# [EXERCISE]
Show each line from the listing that includes the word "text".

== SUPPLIED MATERIAL

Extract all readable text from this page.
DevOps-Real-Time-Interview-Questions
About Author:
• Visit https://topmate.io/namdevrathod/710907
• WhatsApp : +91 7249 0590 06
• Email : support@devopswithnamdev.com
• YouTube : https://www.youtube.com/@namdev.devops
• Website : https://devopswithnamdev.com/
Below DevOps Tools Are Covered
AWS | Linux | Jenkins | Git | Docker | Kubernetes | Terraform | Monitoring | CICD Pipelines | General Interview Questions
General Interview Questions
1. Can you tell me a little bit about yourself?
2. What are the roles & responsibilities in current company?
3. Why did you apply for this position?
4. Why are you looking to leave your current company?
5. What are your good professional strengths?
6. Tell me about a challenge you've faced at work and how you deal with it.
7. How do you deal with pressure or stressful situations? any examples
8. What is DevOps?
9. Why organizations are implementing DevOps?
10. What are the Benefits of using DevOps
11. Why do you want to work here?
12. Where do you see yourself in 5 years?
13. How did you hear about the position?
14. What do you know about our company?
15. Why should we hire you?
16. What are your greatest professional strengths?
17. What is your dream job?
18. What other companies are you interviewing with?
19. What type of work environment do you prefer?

====
== SUPPLIED MATERIAL

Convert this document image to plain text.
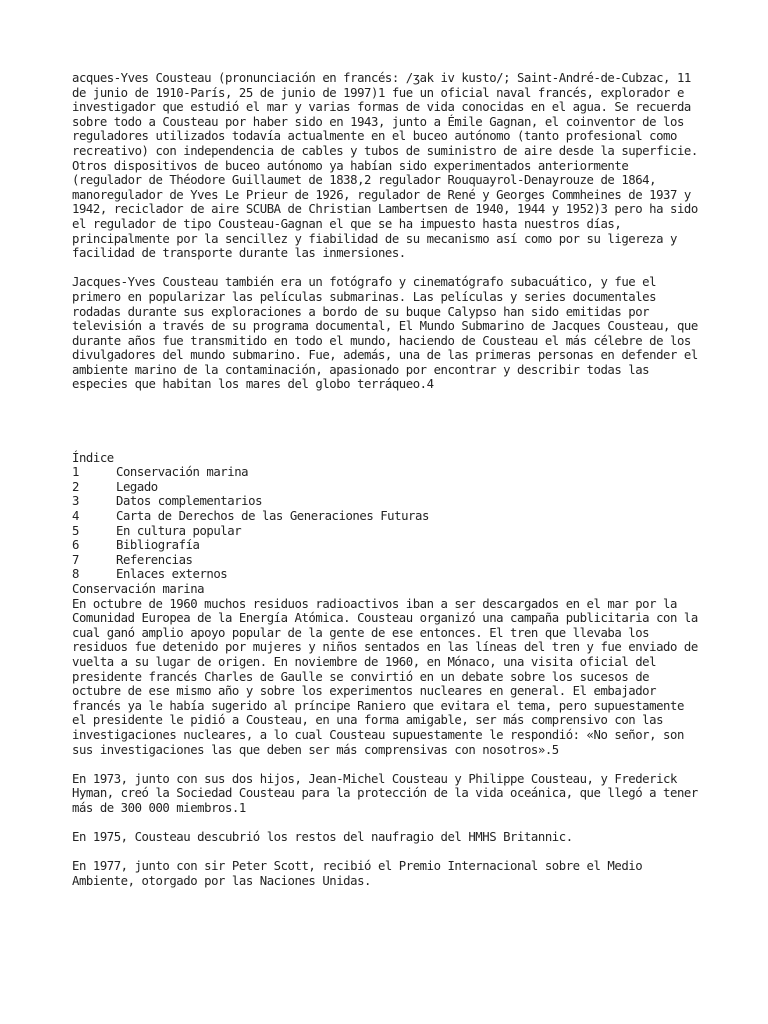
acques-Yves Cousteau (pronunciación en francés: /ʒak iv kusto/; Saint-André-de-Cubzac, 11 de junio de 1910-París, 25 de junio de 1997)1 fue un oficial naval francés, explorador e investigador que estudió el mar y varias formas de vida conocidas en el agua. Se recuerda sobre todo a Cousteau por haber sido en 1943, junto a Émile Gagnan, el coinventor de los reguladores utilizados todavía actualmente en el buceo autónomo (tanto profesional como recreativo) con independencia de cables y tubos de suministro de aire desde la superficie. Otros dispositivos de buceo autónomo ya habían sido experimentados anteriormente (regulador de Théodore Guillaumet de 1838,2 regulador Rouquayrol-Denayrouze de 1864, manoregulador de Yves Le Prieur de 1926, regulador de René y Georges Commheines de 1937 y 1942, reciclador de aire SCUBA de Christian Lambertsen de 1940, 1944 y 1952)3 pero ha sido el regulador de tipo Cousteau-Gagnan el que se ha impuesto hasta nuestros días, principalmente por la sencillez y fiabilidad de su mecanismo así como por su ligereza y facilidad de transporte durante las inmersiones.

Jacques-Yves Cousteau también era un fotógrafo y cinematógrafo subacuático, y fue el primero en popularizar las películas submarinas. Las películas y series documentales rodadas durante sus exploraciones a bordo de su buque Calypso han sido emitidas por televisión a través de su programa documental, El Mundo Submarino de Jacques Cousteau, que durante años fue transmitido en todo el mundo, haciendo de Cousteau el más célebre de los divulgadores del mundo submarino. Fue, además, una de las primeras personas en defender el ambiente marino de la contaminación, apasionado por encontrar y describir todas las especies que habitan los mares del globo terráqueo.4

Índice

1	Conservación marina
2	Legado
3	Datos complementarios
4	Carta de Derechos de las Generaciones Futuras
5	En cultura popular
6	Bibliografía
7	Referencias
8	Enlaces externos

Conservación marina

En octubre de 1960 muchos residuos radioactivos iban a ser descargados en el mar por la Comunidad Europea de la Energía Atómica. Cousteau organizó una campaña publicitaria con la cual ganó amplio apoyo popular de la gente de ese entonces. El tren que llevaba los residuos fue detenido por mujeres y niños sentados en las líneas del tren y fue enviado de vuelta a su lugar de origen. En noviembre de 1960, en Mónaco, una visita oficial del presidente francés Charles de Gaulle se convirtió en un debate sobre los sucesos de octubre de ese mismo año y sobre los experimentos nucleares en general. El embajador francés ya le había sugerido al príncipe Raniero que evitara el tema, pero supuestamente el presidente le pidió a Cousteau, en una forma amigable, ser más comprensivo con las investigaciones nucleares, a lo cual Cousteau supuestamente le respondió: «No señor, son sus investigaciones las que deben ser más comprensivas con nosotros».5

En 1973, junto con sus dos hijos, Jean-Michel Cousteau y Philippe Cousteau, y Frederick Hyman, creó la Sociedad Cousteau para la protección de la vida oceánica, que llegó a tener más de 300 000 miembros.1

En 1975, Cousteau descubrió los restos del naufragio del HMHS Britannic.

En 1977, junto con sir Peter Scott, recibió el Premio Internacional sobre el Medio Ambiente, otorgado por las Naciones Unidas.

====

# [SOLUTION TO THE PROBLEM]
Extract all readable text from this page.
Convert this document image to plain text.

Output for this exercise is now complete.